## Spatial layout data
⁂
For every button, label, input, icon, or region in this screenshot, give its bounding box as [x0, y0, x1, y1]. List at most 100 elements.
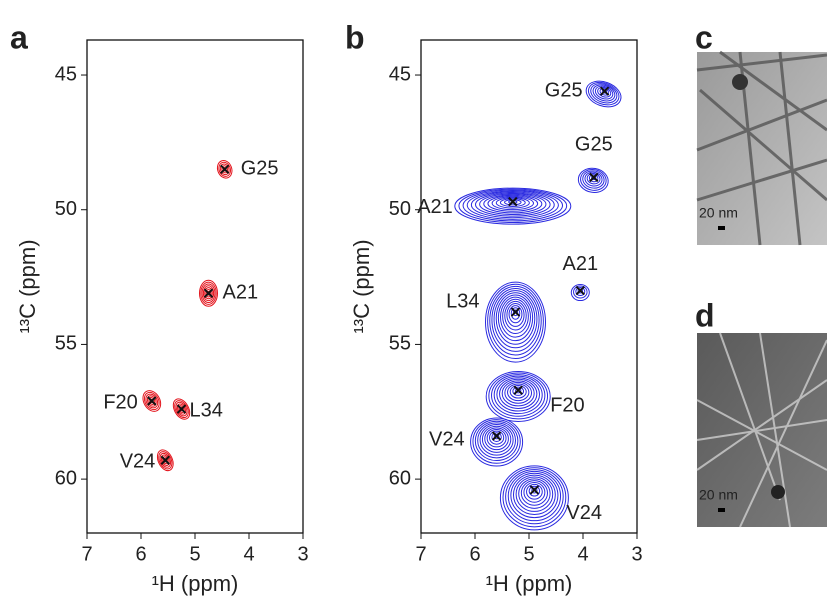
contour — [479, 193, 547, 215]
contour — [526, 483, 543, 500]
contour — [515, 476, 554, 512]
x-tick-label: 7 — [81, 543, 92, 565]
y-tick-label: 55 — [389, 333, 411, 355]
contour — [518, 478, 551, 509]
contour — [499, 465, 569, 531]
contour — [493, 375, 543, 415]
contour — [174, 400, 189, 419]
contour — [504, 381, 533, 404]
contour — [158, 451, 173, 470]
contour — [570, 284, 590, 302]
peak-marker — [513, 385, 523, 395]
y-axis-label: ¹³C (ppm) — [349, 239, 374, 333]
contour — [491, 374, 546, 417]
y-tick-label: 45 — [389, 63, 411, 85]
contour — [515, 388, 522, 394]
contour — [470, 191, 555, 219]
contour — [592, 84, 616, 102]
x-tick-label: 7 — [415, 543, 426, 565]
contour — [582, 170, 605, 189]
contour — [496, 377, 541, 412]
contour — [466, 190, 559, 220]
contour — [597, 86, 612, 98]
contour — [573, 285, 588, 299]
peak-marker — [510, 307, 521, 317]
contour — [485, 281, 546, 363]
panel-label: d — [695, 297, 715, 333]
contour — [491, 288, 540, 352]
contour — [156, 449, 174, 472]
contour — [528, 485, 541, 497]
contour — [531, 487, 538, 494]
x-tick-label: 5 — [189, 543, 200, 565]
contour — [487, 283, 544, 360]
x-tick-label: 3 — [631, 543, 642, 565]
peak-label: F20 — [103, 391, 137, 413]
peak-label: G25 — [545, 79, 583, 101]
contour — [470, 417, 524, 467]
peak-label: F20 — [550, 394, 584, 416]
peak-marker — [589, 172, 599, 183]
contour — [523, 482, 546, 503]
peak-label: A21 — [223, 282, 259, 304]
contour — [575, 287, 586, 297]
x-tick-label: 4 — [243, 543, 254, 565]
contour — [495, 292, 536, 345]
contour — [159, 452, 172, 468]
contour — [501, 380, 535, 407]
contour — [493, 290, 538, 349]
panel-label: b — [345, 19, 365, 55]
tem-image-d — [696, 332, 827, 528]
contour — [472, 419, 521, 464]
contour — [479, 424, 514, 456]
contour — [504, 300, 527, 331]
peak-marker — [203, 288, 214, 298]
y-tick-label: 60 — [55, 467, 77, 489]
peak-marker — [219, 164, 230, 175]
contour — [160, 454, 170, 466]
contour — [483, 194, 543, 214]
contour — [502, 298, 529, 335]
contour — [202, 285, 215, 302]
contour — [594, 85, 614, 100]
contour — [512, 309, 519, 317]
contour — [577, 288, 584, 294]
contour — [508, 305, 523, 324]
scale-bar — [718, 508, 725, 512]
contour — [489, 285, 542, 356]
contour — [504, 199, 522, 206]
contour — [493, 433, 500, 440]
peak-marker — [508, 196, 518, 207]
contour — [146, 395, 157, 407]
contour — [502, 467, 567, 528]
scale-bar — [718, 226, 725, 230]
contour — [142, 390, 162, 412]
contour — [487, 195, 539, 212]
contour — [477, 422, 517, 459]
peak-marker — [491, 431, 502, 441]
contour — [454, 187, 572, 225]
contour — [584, 171, 603, 187]
scale-bar-label: 20 nm — [699, 487, 738, 503]
peak-label: L34 — [190, 399, 223, 421]
peak-marker — [160, 455, 171, 465]
contour — [462, 189, 564, 222]
contour — [172, 398, 191, 420]
y-tick-label: 50 — [55, 198, 77, 220]
panel-label: c — [695, 19, 713, 55]
x-tick-label: 6 — [135, 543, 146, 565]
peak-marker — [176, 404, 187, 414]
peak-marker — [599, 86, 610, 96]
contour — [590, 83, 618, 104]
scale-bar-label: 20 nm — [699, 205, 738, 221]
peak-label: V24 — [429, 428, 465, 450]
x-axis-label: ¹H (ppm) — [486, 571, 573, 596]
peak-label: V24 — [566, 502, 602, 524]
contour — [218, 161, 232, 177]
contour — [499, 198, 526, 207]
contour — [201, 283, 216, 304]
peak-marker — [575, 285, 586, 296]
contour — [507, 470, 562, 522]
peak-label: A21 — [563, 253, 599, 275]
contour — [586, 172, 601, 185]
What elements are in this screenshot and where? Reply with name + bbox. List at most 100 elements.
⁂
## Problem requirements
Pull out every line of the records containing the word "List", matching case exactly.

## Output for this exercise
For every button, label, input, icon, or region in this screenshot, give its bounding box as [x0, y0, x1, y1]. List at most 100 elements.
What elements are in this screenshot and where? Reply with name + bbox. List at most 100 elements.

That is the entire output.